### TASK MATERIAL
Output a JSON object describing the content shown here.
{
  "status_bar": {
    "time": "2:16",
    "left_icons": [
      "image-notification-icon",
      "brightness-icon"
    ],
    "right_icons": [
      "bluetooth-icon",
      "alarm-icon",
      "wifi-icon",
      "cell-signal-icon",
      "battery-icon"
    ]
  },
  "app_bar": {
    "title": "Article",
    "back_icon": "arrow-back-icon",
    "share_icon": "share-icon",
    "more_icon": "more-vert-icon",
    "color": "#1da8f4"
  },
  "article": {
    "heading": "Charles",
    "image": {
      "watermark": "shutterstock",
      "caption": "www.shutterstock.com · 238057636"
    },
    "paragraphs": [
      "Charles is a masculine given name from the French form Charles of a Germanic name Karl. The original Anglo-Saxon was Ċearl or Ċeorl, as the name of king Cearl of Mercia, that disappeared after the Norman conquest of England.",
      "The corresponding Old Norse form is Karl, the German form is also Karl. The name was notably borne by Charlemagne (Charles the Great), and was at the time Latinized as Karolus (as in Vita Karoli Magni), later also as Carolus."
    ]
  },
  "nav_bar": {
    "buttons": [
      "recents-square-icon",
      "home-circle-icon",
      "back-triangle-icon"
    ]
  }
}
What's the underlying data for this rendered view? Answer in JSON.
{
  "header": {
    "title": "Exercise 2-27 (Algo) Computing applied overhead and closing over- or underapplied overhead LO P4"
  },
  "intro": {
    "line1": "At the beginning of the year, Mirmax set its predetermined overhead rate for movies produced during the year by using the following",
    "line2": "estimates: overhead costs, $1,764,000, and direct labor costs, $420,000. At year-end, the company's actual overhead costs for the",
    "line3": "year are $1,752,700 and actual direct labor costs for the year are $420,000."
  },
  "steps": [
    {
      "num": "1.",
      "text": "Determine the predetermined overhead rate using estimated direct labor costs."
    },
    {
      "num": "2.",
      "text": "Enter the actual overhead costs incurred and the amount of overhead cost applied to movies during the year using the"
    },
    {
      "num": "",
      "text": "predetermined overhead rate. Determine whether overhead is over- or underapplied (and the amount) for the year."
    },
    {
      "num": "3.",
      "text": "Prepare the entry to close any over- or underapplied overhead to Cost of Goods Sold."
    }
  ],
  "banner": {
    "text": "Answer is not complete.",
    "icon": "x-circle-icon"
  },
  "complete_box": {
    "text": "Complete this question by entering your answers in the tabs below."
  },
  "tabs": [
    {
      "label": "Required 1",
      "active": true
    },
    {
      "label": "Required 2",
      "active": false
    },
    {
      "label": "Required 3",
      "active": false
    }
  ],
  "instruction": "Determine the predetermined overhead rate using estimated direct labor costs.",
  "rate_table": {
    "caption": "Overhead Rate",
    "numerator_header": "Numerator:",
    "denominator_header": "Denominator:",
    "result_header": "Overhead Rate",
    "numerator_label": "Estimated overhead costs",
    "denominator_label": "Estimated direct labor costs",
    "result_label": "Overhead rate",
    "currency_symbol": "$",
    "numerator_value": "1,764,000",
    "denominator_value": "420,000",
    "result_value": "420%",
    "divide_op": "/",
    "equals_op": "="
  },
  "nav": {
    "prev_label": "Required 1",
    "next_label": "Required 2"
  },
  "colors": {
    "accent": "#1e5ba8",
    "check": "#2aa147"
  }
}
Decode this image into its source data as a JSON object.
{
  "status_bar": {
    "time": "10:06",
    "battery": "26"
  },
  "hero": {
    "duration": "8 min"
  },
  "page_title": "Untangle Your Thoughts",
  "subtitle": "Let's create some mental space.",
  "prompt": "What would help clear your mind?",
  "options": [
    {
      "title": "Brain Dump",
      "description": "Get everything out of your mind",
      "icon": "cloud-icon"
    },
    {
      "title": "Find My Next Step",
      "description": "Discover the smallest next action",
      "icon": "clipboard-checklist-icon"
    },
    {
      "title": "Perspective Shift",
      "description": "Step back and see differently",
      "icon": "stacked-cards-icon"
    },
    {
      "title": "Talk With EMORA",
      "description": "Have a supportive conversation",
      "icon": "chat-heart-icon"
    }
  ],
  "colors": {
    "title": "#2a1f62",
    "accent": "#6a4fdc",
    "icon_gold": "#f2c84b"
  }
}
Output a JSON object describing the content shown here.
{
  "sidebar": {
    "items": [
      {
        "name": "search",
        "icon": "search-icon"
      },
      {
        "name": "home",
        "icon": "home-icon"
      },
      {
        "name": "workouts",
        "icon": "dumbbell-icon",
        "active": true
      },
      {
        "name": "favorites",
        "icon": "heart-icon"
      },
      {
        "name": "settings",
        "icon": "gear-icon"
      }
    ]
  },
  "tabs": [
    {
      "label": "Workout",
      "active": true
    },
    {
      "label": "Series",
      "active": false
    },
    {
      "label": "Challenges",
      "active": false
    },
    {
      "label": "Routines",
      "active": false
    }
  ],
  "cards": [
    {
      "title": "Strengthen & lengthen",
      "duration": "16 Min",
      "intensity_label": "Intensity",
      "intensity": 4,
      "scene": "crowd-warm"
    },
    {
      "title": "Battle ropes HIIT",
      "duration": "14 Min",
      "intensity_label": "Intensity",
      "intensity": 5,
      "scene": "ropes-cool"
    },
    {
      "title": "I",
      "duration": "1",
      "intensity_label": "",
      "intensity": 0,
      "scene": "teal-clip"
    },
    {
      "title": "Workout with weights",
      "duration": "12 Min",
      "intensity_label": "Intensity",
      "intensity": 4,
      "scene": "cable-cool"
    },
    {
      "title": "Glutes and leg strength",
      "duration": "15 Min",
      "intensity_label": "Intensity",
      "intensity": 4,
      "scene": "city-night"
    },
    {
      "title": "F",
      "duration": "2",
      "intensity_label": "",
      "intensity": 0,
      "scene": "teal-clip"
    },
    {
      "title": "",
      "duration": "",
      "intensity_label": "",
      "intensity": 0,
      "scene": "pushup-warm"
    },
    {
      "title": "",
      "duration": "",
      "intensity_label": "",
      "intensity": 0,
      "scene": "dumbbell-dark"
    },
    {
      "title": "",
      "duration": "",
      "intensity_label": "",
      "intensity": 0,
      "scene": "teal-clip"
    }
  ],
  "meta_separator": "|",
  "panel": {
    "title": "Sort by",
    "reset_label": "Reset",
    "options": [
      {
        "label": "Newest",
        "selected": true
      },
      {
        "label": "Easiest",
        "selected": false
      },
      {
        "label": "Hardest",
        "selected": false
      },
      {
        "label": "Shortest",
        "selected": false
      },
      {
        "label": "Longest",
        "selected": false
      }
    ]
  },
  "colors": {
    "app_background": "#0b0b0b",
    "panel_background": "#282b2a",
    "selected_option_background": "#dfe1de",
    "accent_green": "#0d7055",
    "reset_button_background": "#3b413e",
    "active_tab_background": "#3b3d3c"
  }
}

### WHAT IS BEING ASKED
Scan the entries above. Copy each line that has the string "JSON".

### ANSWER TO THIS TASK
Output a JSON object describing the content shown here.
What's the underlying data for this rendered view? Answer in JSON.
Decode this image into its source data as a JSON object.
Output a JSON object describing the content shown here.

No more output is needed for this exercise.